▶ **What the exercise asks**
Every record should be written out exactly, with the pictures left out.
○ ○ ○ ○
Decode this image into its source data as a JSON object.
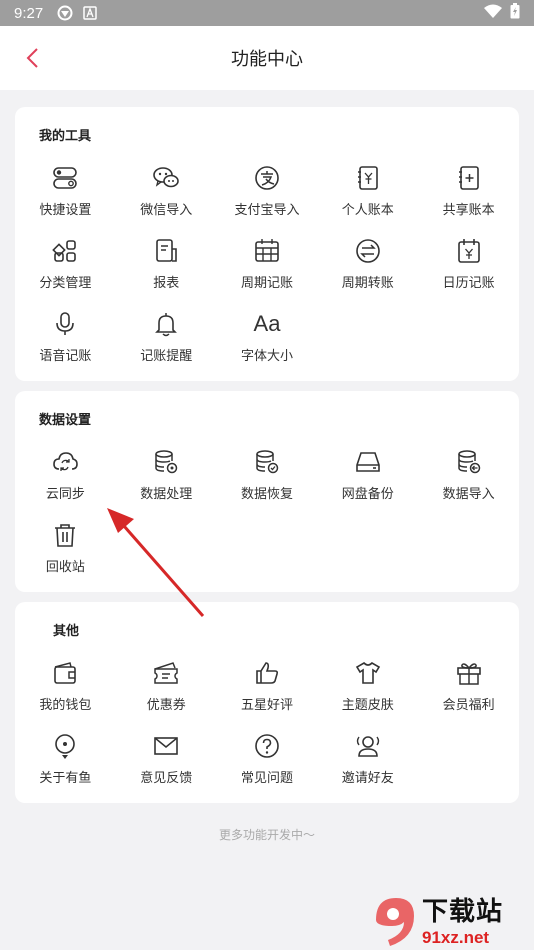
{
  "status": {
    "time": "9:27"
  },
  "header": {
    "title": "功能中心"
  },
  "sections": {
    "tools": {
      "title": "我的工具",
      "items": [
        {
          "label": "快捷设置",
          "icon": "toggle-settings-icon"
        },
        {
          "label": "微信导入",
          "icon": "wechat-icon"
        },
        {
          "label": "支付宝导入",
          "icon": "alipay-icon"
        },
        {
          "label": "个人账本",
          "icon": "personal-ledger-icon"
        },
        {
          "label": "共享账本",
          "icon": "shared-ledger-icon"
        },
        {
          "label": "分类管理",
          "icon": "category-grid-icon"
        },
        {
          "label": "报表",
          "icon": "report-icon"
        },
        {
          "label": "周期记账",
          "icon": "calendar-grid-icon"
        },
        {
          "label": "周期转账",
          "icon": "transfer-arrows-icon"
        },
        {
          "label": "日历记账",
          "icon": "calendar-yen-icon"
        },
        {
          "label": "语音记账",
          "icon": "microphone-icon"
        },
        {
          "label": "记账提醒",
          "icon": "bell-icon"
        },
        {
          "label": "字体大小",
          "icon": "font-size-icon",
          "glyph": "Aa"
        }
      ]
    },
    "data": {
      "title": "数据设置",
      "items": [
        {
          "label": "云同步",
          "icon": "cloud-sync-icon"
        },
        {
          "label": "数据处理",
          "icon": "database-settings-icon"
        },
        {
          "label": "数据恢复",
          "icon": "database-check-icon"
        },
        {
          "label": "网盘备份",
          "icon": "drive-icon"
        },
        {
          "label": "数据导入",
          "icon": "database-import-icon"
        },
        {
          "label": "回收站",
          "icon": "trash-icon"
        }
      ]
    },
    "other": {
      "title": "其他",
      "items": [
        {
          "label": "我的钱包",
          "icon": "wallet-icon"
        },
        {
          "label": "优惠券",
          "icon": "coupon-icon"
        },
        {
          "label": "五星好评",
          "icon": "thumbs-up-icon"
        },
        {
          "label": "主题皮肤",
          "icon": "tshirt-icon"
        },
        {
          "label": "会员福利",
          "icon": "gift-icon"
        },
        {
          "label": "关于有鱼",
          "icon": "location-pin-icon"
        },
        {
          "label": "意见反馈",
          "icon": "envelope-icon"
        },
        {
          "label": "常见问题",
          "icon": "question-icon"
        },
        {
          "label": "邀请好友",
          "icon": "invite-friends-icon"
        }
      ]
    }
  },
  "footer": {
    "note": "更多功能开发中～"
  },
  "watermark": {
    "text": "下载站",
    "url": "91xz.net"
  },
  "colors": {
    "accent": "#e0405a",
    "arrow": "#d62828"
  }
}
○ ○ ○ ○
▶ **Solution to this exercise**
Decode this image into its source data as a JSON object.
{
  "status": {
    "time": "9:27"
  },
  "header": {
    "title": "功能中心"
  },
  "sections": {
    "tools": {
      "title": "我的工具",
      "items": [
        {
          "label": "快捷设置",
          "icon": "toggle-settings-icon"
        },
        {
          "label": "微信导入",
          "icon": "wechat-icon"
        },
        {
          "label": "支付宝导入",
          "icon": "alipay-icon"
        },
        {
          "label": "个人账本",
          "icon": "personal-ledger-icon"
        },
        {
          "label": "共享账本",
          "icon": "shared-ledger-icon"
        },
        {
          "label": "分类管理",
          "icon": "category-grid-icon"
        },
        {
          "label": "报表",
          "icon": "report-icon"
        },
        {
          "label": "周期记账",
          "icon": "calendar-grid-icon"
        },
        {
          "label": "周期转账",
          "icon": "transfer-arrows-icon"
        },
        {
          "label": "日历记账",
          "icon": "calendar-yen-icon"
        },
        {
          "label": "语音记账",
          "icon": "microphone-icon"
        },
        {
          "label": "记账提醒",
          "icon": "bell-icon"
        },
        {
          "label": "字体大小",
          "icon": "font-size-icon",
          "glyph": "Aa"
        }
      ]
    },
    "data": {
      "title": "数据设置",
      "items": [
        {
          "label": "云同步",
          "icon": "cloud-sync-icon"
        },
        {
          "label": "数据处理",
          "icon": "database-settings-icon"
        },
        {
          "label": "数据恢复",
          "icon": "database-check-icon"
        },
        {
          "label": "网盘备份",
          "icon": "drive-icon"
        },
        {
          "label": "数据导入",
          "icon": "database-import-icon"
        },
        {
          "label": "回收站",
          "icon": "trash-icon"
        }
      ]
    },
    "other": {
      "title": "其他",
      "items": [
        {
          "label": "我的钱包",
          "icon": "wallet-icon"
        },
        {
          "label": "优惠券",
          "icon": "coupon-icon"
        },
        {
          "label": "五星好评",
          "icon": "thumbs-up-icon"
        },
        {
          "label": "主题皮肤",
          "icon": "tshirt-icon"
        },
        {
          "label": "会员福利",
          "icon": "gift-icon"
        },
        {
          "label": "关于有鱼",
          "icon": "location-pin-icon"
        },
        {
          "label": "意见反馈",
          "icon": "envelope-icon"
        },
        {
          "label": "常见问题",
          "icon": "question-icon"
        },
        {
          "label": "邀请好友",
          "icon": "invite-friends-icon"
        }
      ]
    }
  },
  "footer": {
    "note": "更多功能开发中～"
  },
  "watermark": {
    "text": "下载站",
    "url": "91xz.net"
  },
  "colors": {
    "accent": "#e0405a",
    "arrow": "#d62828"
  }
}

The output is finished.